Stephanie Allen 19:25
But I think the programs such as Rental 100, for them to be I think more towards what we want to accomplish in the city, is that they actually have restrictions that those units stay affordable, or sorry, stay rental, they don’t ever have the opportunity to become privatized or become condos, or whether there’s affordable housing that’s being offered as a component, as a market developer, that there’s no 10 year term, 20 year term. I think for me, that’s one of the criticisms that I hold of . Their programs do offer opportunities to market developers to take advantage of these programs and deliver market, or deliver rental, affordable rental, but their limit of affordability is only 20 years. So imagine a community that gets built up and immediately there’s that significant swing from where those affordable homes, people living there, to now a swing towards either being privatized or the rents jacking. This is happening in Toronto, it’s happening across the country in a lot of these older rental buildings that were under this program and now the affordability covenant’s up and hey, it’s fair game. So I think the teeth have to be in those programs to hold the market developers, and there’s enough institutional investors that look at the long game and say “Okay, you know, we’re going to park money into rental housing. They do it in other parts of the country and we know we’re going to have this return over time because we’re a pension or we’re something else”, and there’s a financial incentive and there’s no urgency to sell that off.

### Tasks to perform
1) Answer these questions about the rental housing excerpt:
(a) What is the limit of affordability in the programs the speaker criticizes?
(b) Which city is named as a place where this is happening?
(c) What kind of investors are said to look at the long game?
2) Extend the rental housing excerpt, starting right after its last sentence.
The lines after this point have no connection to the rental housing excerpt.

### Source data
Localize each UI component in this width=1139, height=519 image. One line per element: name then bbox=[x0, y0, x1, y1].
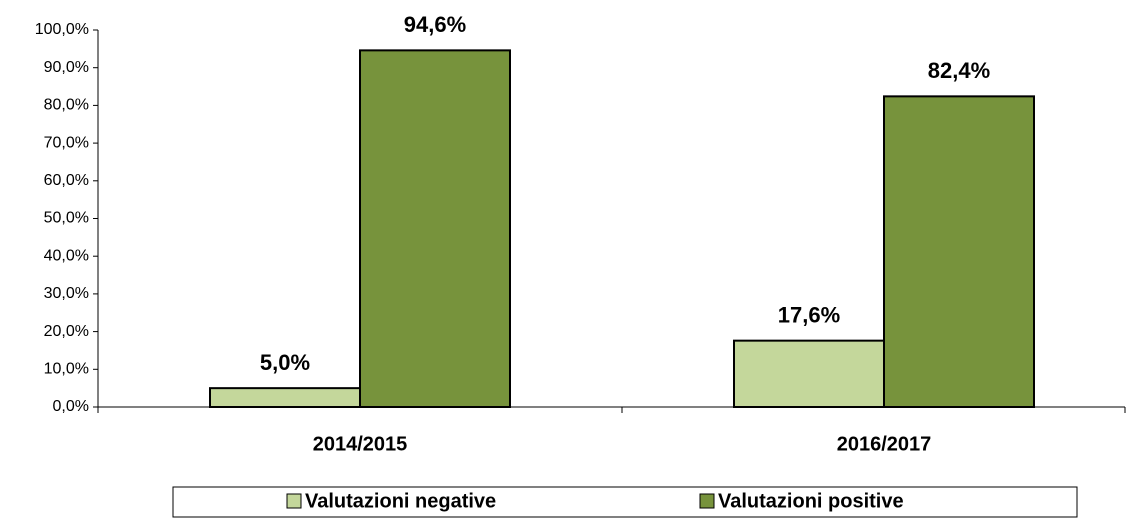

### Exercise responses
1)
(a) Only 20 years.
(b) Toronto.
(c) Institutional investors.

2)
Stephanie Allen 20:56
So harnessing those kinds of things, I know there’s some other great financial institutions that have formed across Canada to specifically incentivize. There’s social purpose investors that are trying to incentivize the creation of affordable housing, so somewhere where cities have their power to marry that with this movement is a way to, I think, get affordable housing that is preserved in perpetuity and of course the nonprofit sector who, that’s their mission to do it, they’re going to be doing that forever.
Am Johal 21:26
And certainly when you talk to people who were involved in developing rental in the ‘60s and ‘70s they really did rely on financing from pension funds and other places because it was a stable place to park your money, get your 7, 8% return over the long term. And it was incentivized through public policy, and you’d throw in the expansion of condominiums in the ‘80s and the returns being much higher over a period of time. Is it time for governments to be looking at dis-incentivizing certain forms of housing development that do actually work against these other goals that you’re talking about around equity, justice?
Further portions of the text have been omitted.